## DATASET ENTRIES
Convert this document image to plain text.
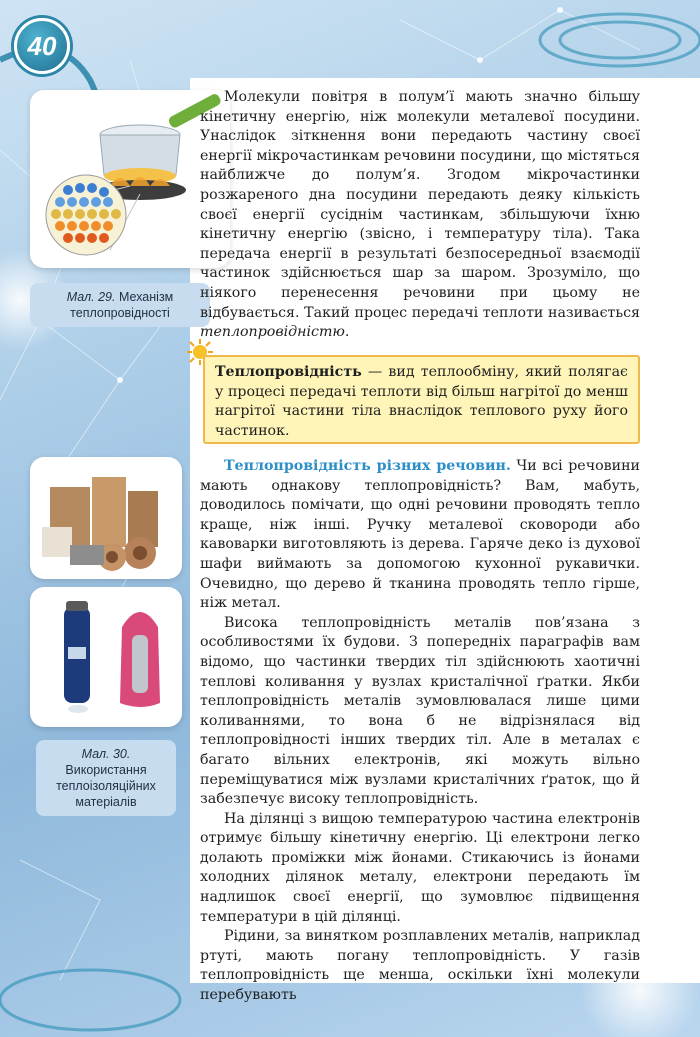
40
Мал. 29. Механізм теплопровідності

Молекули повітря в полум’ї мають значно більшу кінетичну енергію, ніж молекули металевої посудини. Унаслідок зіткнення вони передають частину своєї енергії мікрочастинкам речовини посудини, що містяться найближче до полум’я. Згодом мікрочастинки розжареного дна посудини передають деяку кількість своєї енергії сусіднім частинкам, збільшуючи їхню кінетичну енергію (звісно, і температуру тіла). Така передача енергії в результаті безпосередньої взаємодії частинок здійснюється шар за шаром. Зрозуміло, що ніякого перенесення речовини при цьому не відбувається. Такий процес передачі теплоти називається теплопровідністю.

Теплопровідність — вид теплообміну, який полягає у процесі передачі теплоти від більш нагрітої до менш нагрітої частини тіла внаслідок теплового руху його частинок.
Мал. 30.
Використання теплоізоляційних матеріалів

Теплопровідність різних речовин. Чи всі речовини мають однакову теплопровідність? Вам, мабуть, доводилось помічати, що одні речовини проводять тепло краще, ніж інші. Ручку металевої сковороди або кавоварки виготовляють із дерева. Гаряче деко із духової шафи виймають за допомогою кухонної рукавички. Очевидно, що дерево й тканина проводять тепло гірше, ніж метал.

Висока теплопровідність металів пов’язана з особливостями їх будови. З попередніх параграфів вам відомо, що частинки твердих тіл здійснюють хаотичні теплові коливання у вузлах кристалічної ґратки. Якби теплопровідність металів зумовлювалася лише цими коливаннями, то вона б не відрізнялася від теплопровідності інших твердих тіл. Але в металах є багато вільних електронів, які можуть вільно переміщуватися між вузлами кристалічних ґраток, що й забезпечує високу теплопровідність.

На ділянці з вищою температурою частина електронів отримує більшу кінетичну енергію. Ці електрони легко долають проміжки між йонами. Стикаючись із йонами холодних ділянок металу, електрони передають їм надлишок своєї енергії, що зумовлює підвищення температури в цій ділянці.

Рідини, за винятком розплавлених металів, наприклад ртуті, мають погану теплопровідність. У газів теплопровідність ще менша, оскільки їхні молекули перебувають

## SHORT TASK
Transcribe the material exactly, and leave out whatever pictures it holds.

## THE RESULT
Convert this document image to plain text.
40
Мал. 29. Механізм теплопровідності

Молекули повітря в полум’ї мають значно більшу кінетичну енергію, ніж молекули металевої посудини. Унаслідок зіткнення вони передають частину своєї енергії мікрочастинкам речовини посудини, що містяться найближче до полум’я. Згодом мікрочастинки розжареного дна посудини передають деяку кількість своєї енергії сусіднім частинкам, збільшуючи їхню кінетичну енергію (звісно, і температуру тіла). Така передача енергії в результаті безпосередньої взаємодії частинок здійснюється шар за шаром. Зрозуміло, що ніякого перенесення речовини при цьому не відбувається. Такий процес передачі теплоти називається теплопровідністю.

Теплопровідність — вид теплообміну, який полягає у процесі передачі теплоти від більш нагрітої до менш нагрітої частини тіла внаслідок теплового руху його частинок.
Мал. 30.
Використання теплоізоляційних матеріалів

Теплопровідність різних речовин. Чи всі речовини мають однакову теплопровідність? Вам, мабуть, доводилось помічати, що одні речовини проводять тепло краще, ніж інші. Ручку металевої сковороди або кавоварки виготовляють із дерева. Гаряче деко із духової шафи виймають за допомогою кухонної рукавички. Очевидно, що дерево й тканина проводять тепло гірше, ніж метал.

Висока теплопровідність металів пов’язана з особливостями їх будови. З попередніх параграфів вам відомо, що частинки твердих тіл здійснюють хаотичні теплові коливання у вузлах кристалічної ґратки. Якби теплопровідність металів зумовлювалася лише цими коливаннями, то вона б не відрізнялася від теплопровідності інших твердих тіл. Але в металах є багато вільних електронів, які можуть вільно переміщуватися між вузлами кристалічних ґраток, що й забезпечує високу теплопровідність.

На ділянці з вищою температурою частина електронів отримує більшу кінетичну енергію. Ці електрони легко долають проміжки між йонами. Стикаючись із йонами холодних ділянок металу, електрони передають їм надлишок своєї енергії, що зумовлює підвищення температури в цій ділянці.

Рідини, за винятком розплавлених металів, наприклад ртуті, мають погану теплопровідність. У газів теплопровідність ще менша, оскільки їхні молекули перебувають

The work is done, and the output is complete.